### Passage shown
The next morning it is time to say Hello! to Wilemstad in Curacao. The view from the boat’s balcony is familiar to Aruba’s which is rows of candy coloured houses reminiscent of the Balamory houses in Scotland. The capital is divided into two parts and is connected by the Queen Emma Bridge, a pontoon bridge which swings open a few times a day to let the cruise ships and other boats through. A walk down the streets to admire the town’s architecture is definitely a must. The plethora of rainbow houses and the remnants of the 18th fortifications create an great photo opportunity.
As this island is called “the diver’s paradise”, the only thing left here to do is to go snorkeling. My tip here would be to take a water taxi to Klein Bonaire, a small uninhabited island 25 min ride from the harbour to experience the crystal clear waters and exceptional beaches of the No Name Beach. Well, it did not happen to us… Instead, we found Coco Beach, a good 30 min walk from the boat, which turned out to be a great place to snorkel and to spot tropical fish.The beach was sandy, not too crowded and had a beach bar offering local beer and cocktails. It was a great find and the kids loved it, especially diving in from the pontoon bridge. Bonaire was definitely in my top 3 favourite islands of that particular cruise.
If I was to choose my favourite island on the trip, it would be a tie between Grenada and St Lucia. These islands are the complete opposite to the islands of Netherlands Antilles. The main difference is that the islands are dominated by hills and are very green, making you feel like you are in the jungle, even more so in the torrential rain that we experienced.
Grenada is known as the “spice island” and the climate is ideal for the cultivation of cocoa beans, vanilla , nutmeg plants and cinnamon. If you get a chance, go to the spice factory run by John who will talk you through all the spices and what they look like before you add them to your food. The picture below shows fresh cocoa beans in one hand and roasted ones in the other.

### Work order 1
Reproduce word for word the part of the cruise passage that begins at the words "As this island" and stops after "that particular cruise.".
### Work order 2
Do these statements agree with the cruise passage? Answer each with yes or no and quote the deciding words. (a) The Queen Emma Bridge swings open a few times a day. (b) Coco Beach was about a 10-minute walk from the boat. (c) Grenada is known as the "spice island."
Rely on nothing but the cruise passage.

### Input data
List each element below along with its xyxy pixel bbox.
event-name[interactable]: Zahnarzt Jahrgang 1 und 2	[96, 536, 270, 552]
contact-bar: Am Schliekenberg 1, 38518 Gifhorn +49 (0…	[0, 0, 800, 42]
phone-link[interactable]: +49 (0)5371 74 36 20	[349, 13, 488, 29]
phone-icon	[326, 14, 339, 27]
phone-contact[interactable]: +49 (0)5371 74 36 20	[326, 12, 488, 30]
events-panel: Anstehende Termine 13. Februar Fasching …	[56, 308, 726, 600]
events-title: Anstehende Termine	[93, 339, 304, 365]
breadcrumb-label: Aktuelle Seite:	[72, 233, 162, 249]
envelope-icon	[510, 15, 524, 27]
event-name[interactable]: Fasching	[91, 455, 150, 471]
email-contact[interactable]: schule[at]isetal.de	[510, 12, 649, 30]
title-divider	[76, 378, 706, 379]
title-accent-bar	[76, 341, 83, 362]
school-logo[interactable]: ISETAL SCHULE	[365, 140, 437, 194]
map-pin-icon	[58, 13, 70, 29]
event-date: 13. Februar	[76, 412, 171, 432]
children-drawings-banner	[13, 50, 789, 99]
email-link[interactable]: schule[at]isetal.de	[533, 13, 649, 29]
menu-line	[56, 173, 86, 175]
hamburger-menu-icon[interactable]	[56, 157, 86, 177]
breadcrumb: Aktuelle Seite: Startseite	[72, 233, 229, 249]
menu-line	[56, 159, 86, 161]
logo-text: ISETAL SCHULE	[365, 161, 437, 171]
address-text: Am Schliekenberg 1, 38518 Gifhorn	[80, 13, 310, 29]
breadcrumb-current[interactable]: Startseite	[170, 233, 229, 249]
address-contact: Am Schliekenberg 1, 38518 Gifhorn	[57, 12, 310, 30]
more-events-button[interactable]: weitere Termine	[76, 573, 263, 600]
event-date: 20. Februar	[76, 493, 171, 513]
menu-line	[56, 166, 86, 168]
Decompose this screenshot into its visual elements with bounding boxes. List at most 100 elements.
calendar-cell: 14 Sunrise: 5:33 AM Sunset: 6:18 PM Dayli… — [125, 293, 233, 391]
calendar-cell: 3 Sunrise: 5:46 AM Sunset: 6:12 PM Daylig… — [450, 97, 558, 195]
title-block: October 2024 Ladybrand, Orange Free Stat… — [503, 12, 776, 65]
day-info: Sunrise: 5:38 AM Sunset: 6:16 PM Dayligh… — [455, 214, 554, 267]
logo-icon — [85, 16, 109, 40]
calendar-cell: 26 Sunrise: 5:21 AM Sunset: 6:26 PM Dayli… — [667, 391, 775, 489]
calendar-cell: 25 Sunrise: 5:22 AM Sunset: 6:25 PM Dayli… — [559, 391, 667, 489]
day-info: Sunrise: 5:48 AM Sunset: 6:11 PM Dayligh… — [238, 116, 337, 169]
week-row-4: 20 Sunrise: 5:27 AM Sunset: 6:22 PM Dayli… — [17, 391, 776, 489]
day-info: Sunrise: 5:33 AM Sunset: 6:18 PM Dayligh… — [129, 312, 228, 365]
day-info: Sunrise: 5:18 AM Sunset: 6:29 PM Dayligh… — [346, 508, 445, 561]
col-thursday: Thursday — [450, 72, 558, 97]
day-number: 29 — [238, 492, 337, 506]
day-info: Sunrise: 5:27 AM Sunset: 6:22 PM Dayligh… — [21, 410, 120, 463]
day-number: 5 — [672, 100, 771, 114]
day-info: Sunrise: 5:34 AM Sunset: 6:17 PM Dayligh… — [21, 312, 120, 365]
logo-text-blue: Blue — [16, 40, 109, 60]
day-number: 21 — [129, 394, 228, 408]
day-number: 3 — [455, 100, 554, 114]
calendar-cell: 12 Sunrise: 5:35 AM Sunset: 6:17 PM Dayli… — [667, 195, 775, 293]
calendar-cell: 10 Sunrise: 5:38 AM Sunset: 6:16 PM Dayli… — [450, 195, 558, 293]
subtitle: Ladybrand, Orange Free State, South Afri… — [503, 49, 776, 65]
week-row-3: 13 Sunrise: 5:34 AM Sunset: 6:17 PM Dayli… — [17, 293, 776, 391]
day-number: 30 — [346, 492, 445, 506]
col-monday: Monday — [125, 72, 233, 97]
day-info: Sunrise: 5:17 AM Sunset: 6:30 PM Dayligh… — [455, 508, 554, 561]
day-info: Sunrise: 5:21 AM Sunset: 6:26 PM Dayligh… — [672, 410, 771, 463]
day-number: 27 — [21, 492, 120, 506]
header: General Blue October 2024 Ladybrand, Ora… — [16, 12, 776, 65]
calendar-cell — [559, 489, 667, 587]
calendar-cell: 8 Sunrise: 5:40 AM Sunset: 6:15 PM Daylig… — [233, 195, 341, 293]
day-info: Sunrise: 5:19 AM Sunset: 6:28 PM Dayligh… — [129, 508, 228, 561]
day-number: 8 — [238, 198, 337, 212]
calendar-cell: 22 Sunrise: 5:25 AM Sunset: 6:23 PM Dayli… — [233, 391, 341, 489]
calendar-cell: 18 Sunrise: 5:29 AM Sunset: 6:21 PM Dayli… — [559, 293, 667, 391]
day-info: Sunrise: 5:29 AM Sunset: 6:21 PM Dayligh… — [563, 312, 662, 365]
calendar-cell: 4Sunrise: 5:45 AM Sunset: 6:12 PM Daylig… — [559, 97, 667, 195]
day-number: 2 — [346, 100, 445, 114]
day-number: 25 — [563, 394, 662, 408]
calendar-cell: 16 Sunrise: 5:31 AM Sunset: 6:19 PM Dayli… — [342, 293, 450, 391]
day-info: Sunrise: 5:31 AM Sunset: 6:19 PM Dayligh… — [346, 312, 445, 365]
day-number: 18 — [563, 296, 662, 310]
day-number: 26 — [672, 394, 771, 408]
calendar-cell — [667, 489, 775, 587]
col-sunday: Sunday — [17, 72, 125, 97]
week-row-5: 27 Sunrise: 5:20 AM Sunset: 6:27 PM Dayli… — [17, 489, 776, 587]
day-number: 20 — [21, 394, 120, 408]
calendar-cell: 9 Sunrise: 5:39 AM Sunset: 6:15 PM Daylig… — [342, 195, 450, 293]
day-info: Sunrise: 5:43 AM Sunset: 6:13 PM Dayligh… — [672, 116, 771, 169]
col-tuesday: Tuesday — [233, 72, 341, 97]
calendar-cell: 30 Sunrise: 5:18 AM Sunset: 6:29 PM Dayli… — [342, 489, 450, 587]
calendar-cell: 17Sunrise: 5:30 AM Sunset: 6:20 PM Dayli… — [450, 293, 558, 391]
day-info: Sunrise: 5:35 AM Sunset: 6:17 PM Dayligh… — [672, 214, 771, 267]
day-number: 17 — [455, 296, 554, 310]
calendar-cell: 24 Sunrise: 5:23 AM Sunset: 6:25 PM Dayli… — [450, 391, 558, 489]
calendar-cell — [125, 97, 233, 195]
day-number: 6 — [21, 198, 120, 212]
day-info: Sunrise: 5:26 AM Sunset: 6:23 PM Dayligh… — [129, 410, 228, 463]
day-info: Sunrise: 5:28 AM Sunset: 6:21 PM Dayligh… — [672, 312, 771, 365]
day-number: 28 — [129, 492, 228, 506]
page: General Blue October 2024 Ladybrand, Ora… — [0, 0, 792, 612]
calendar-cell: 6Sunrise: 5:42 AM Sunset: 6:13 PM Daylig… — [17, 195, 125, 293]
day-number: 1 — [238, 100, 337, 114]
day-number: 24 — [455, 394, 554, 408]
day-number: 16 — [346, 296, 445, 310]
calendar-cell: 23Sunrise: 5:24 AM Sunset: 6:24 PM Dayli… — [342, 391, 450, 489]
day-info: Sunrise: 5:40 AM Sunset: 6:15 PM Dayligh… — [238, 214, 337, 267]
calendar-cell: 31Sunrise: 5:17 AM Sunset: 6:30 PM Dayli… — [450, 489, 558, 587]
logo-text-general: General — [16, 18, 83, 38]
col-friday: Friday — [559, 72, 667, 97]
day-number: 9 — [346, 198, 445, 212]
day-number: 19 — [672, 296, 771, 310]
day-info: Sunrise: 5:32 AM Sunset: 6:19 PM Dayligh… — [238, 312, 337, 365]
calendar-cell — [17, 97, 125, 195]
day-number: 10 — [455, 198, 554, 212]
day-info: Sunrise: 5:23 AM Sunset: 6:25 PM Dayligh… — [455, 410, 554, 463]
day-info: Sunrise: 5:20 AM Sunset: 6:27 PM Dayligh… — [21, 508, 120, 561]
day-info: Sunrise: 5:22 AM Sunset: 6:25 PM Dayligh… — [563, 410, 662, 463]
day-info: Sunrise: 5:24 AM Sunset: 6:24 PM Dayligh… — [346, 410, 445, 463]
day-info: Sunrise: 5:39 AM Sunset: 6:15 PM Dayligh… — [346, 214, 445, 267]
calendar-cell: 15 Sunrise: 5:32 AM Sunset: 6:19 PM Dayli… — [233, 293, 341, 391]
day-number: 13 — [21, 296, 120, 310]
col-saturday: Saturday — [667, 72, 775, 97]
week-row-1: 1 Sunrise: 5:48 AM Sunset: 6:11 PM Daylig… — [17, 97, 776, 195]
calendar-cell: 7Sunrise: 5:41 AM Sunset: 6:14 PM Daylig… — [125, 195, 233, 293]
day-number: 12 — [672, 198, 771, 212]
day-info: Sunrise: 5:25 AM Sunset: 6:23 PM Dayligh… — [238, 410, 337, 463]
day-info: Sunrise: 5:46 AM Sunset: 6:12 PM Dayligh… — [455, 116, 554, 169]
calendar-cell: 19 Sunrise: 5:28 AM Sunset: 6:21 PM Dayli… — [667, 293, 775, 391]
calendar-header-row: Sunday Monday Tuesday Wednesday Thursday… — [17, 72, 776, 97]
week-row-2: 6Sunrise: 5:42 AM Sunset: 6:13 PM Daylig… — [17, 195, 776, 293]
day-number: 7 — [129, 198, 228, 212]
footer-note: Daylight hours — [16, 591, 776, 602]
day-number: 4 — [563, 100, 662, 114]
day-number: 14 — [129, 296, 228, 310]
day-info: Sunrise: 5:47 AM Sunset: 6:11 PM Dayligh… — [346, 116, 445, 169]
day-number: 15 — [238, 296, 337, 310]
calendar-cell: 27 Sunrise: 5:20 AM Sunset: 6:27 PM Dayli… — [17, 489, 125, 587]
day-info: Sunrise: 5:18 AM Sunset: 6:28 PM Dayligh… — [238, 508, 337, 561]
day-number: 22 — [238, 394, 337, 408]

### Your response 1
As this island is called “the diver’s paradise”, the only thing left here to do is to go snorkeling. My tip here would be to take a water taxi to Klein Bonaire, a small uninhabited island 25 min ride from the harbour to experience the crystal clear waters and exceptional beaches of the No Name Beach. Well, it did not happen to us… Instead, we found Coco Beach, a good 30 min walk from the boat, which turned out to be a great place to snorkel and to spot tropical fish.The beach was sandy, not too crowded and had a beach bar offering local beer and cocktails. It was a great find and the kids loved it, especially diving in from the pontoon bridge. Bonaire was definitely in my top 3 favourite islands of that particular cruise.

### Your response 2
(a) Yes: "a pontoon bridge which swings open a few times a day to let the cruise ships and other boats through"
(b) No: "a good 30 min walk from the boat"
(c) Yes: "Grenada is known as the “spice island”"